_Given passage_.
== Segment start ==

This quiz is interactive and needs JavaScript. Here are the questions for reference:
1. A user writes: "Just get me a human, I don't want to explain this again." The agent can see the issue is a single-click password reset it is fully authorized to perform. What is the correct action?
- A) Perform the reset first, since resolving it saves the human's time, then confirm
- B) Ask one clarifying question to be sure a human is really needed
- C) Escalate immediately with a handoff summary, without attempting the fix
- D) Escalate only if the user repeats the request a second time
2. Which of the following is one of the three valid escalation triggers?
- A) The customer sounds angry and frustrated
- B) The model's self-reported confidence is low
- C) The problem is highly complex
- D) The relevant policy is ambiguous or silent
3. Which signal is always the wrong basis for deciding to escalate a support case to a human?
- A) An explicit request for a human
- B) The agent's confidence score being low
- C) Repeated tool failures with no path forward
- D) A policy that does not cover the situation
4. A structured handoff summary must contain all five required fields. Which of these is NOT one of them?
- A) Customer ID and verified identity
- B) The full raw chat transcript
- C) Root cause
- D) Recommended action
5. A retry loop that appends specific validation errors back into the prompt is MOST effective for which failure, and typically resolves it in how many attempts?
- A) Missing information; 2-3 attempts
- B) Formatting errors (e.g. nested vs flat); 2-3 attempts
- C) Missing information; unlimited attempts until success
- D) Formatting errors; a single attempt only
6. For a hard policy limit like "never process a refund over $500," what is the architecturally correct enforcement?

== Segment end ==

_Dataset_.
== Segment start ==

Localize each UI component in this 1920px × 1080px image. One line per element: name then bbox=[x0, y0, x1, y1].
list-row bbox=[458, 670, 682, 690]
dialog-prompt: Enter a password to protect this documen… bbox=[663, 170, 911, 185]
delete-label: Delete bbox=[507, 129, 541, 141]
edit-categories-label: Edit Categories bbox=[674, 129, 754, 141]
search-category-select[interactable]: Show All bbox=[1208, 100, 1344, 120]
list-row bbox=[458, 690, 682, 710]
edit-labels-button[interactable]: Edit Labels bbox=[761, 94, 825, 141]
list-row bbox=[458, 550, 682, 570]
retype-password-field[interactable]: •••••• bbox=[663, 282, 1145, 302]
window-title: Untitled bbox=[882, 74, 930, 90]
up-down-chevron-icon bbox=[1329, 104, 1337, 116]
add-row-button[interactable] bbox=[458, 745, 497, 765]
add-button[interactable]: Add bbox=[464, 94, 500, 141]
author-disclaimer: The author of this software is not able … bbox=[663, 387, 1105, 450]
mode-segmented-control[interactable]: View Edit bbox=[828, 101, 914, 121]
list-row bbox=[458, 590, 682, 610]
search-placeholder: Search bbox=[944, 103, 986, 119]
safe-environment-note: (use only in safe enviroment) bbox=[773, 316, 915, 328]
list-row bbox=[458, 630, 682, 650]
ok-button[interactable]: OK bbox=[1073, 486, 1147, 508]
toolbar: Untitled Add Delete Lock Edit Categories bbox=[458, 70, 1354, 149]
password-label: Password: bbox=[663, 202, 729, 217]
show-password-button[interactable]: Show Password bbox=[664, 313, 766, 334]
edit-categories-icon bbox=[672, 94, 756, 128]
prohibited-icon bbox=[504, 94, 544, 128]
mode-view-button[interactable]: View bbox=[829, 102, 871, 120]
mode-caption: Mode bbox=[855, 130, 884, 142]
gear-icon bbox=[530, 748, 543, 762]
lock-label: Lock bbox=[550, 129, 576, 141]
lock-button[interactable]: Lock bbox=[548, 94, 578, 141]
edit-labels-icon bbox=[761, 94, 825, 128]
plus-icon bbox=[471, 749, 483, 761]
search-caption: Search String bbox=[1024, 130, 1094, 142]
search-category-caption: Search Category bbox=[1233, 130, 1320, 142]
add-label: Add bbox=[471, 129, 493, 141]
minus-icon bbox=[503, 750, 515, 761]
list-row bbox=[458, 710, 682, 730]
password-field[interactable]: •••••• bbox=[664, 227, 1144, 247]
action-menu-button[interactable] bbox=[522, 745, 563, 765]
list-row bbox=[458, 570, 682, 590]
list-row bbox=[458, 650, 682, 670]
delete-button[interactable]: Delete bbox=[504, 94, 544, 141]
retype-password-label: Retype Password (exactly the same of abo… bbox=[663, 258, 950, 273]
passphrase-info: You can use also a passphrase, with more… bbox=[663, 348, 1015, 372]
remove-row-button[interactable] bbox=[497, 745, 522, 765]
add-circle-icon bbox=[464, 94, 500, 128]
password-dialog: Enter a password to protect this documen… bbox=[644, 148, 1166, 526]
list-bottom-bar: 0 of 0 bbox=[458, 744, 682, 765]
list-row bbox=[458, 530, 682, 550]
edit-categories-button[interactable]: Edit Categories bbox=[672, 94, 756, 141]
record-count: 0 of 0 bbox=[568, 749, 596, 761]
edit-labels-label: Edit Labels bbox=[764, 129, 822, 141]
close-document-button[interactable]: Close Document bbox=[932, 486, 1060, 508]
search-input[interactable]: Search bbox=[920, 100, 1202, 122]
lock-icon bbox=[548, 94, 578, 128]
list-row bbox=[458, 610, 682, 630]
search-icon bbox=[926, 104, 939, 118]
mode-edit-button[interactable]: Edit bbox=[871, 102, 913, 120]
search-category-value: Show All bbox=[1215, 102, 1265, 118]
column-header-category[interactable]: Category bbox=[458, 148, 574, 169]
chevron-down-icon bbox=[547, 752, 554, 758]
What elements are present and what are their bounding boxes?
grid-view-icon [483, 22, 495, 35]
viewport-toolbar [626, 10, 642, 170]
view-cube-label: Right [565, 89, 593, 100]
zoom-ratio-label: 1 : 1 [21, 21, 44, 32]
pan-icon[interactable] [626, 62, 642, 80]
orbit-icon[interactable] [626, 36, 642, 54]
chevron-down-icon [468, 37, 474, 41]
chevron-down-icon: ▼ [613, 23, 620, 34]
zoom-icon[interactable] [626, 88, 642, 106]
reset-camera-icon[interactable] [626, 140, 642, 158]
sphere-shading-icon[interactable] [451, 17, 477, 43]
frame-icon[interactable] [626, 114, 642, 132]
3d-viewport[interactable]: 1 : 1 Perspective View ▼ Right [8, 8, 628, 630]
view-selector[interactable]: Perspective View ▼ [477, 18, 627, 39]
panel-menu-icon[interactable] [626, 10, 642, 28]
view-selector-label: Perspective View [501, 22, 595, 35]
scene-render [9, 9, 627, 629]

== Segment end ==

_Set of tasks_.
[A] Revise the escalation quiz from "- A) An explicit" to "how many attempts?", changing "Root cause" to "Underlying cause".
[B] According to the escalation quiz, how many required fields must a structured handoff summary contain?

_Task results_.
[A]
- A) An explicit request for a human
- B) The agent's confidence score being low
- C) Repeated tool failures with no path forward
- D) A policy that does not cover the situation
4. A structured handoff summary must contain all five required fields. Which of these is NOT one of them?
- A) Customer ID and verified identity
- B) The full raw chat transcript
- C) Underlying cause
- D) Recommended action
5. A retry loop that appends specific validation errors back into the prompt is MOST effective for which failure, and typically resolves it in how many attempts?

[B] Five